» Problem statement: Among the entries below, copy every line that carries the word "erzeugt".

» Dataset records:
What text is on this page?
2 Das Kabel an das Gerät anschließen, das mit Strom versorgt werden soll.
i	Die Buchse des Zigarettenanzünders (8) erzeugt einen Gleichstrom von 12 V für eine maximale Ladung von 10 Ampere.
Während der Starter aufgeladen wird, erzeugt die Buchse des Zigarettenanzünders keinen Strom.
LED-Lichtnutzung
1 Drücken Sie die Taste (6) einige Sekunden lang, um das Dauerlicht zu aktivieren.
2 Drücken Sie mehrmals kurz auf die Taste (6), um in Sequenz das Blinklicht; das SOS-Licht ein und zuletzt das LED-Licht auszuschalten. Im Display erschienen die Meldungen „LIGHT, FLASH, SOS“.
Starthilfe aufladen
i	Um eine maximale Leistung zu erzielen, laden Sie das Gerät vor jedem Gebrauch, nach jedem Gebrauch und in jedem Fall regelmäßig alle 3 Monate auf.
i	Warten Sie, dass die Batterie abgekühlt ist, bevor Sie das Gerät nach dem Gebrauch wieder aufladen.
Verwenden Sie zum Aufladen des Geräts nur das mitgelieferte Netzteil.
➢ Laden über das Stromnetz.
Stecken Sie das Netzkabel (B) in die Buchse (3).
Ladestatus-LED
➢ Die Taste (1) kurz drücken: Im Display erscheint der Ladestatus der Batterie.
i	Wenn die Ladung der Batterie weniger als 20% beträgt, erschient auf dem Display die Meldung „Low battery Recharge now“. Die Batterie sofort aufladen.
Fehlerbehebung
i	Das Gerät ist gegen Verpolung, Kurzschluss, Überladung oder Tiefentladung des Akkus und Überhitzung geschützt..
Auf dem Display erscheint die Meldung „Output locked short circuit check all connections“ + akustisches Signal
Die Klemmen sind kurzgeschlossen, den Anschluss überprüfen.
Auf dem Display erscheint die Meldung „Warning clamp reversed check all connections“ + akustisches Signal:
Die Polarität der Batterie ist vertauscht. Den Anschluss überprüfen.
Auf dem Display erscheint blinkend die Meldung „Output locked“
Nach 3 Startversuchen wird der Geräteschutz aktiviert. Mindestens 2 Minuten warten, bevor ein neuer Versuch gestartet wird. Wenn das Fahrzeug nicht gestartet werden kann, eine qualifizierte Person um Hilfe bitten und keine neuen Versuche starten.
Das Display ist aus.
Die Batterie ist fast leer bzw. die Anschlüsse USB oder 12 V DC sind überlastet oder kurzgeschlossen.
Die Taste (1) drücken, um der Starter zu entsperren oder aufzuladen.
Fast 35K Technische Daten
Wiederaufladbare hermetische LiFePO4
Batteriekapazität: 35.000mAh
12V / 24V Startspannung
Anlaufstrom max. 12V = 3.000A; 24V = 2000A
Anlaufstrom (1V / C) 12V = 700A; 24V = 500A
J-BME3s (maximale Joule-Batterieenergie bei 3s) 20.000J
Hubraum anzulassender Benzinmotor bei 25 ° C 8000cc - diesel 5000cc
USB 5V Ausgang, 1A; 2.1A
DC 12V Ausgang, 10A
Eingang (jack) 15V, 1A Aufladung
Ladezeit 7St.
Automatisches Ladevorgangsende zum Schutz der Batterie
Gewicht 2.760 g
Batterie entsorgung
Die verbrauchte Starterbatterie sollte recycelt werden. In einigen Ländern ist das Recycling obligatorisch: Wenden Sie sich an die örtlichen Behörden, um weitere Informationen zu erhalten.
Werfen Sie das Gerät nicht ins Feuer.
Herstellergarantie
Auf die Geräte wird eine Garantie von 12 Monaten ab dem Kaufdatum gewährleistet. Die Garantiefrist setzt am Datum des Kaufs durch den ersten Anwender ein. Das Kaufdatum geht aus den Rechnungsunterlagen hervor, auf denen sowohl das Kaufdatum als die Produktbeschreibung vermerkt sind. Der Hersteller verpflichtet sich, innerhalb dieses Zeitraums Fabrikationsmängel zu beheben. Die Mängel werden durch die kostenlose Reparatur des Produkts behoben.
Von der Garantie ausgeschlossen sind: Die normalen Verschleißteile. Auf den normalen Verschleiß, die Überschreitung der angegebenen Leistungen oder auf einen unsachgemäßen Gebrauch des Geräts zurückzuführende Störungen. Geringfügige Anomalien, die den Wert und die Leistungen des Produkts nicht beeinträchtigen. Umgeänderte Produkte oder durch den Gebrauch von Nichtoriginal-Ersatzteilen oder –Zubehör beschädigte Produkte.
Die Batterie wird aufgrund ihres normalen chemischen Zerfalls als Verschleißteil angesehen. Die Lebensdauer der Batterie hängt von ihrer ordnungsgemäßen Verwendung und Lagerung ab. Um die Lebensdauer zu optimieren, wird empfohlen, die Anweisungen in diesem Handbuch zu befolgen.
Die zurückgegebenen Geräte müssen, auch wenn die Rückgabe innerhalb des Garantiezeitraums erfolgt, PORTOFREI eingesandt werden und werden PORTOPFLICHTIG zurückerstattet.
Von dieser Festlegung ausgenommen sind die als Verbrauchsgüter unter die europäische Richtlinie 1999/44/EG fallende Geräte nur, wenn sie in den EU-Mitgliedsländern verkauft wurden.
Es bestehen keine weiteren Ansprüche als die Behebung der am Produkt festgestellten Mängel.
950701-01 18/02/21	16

» Completed exercise:
i	Die Buchse des Zigarettenanzünders (8) erzeugt einen Gleichstrom von 12 V für eine maximale Ladung von 10 Ampere.
Während der Starter aufgeladen wird, erzeugt die Buchse des Zigarettenanzünders keinen Strom.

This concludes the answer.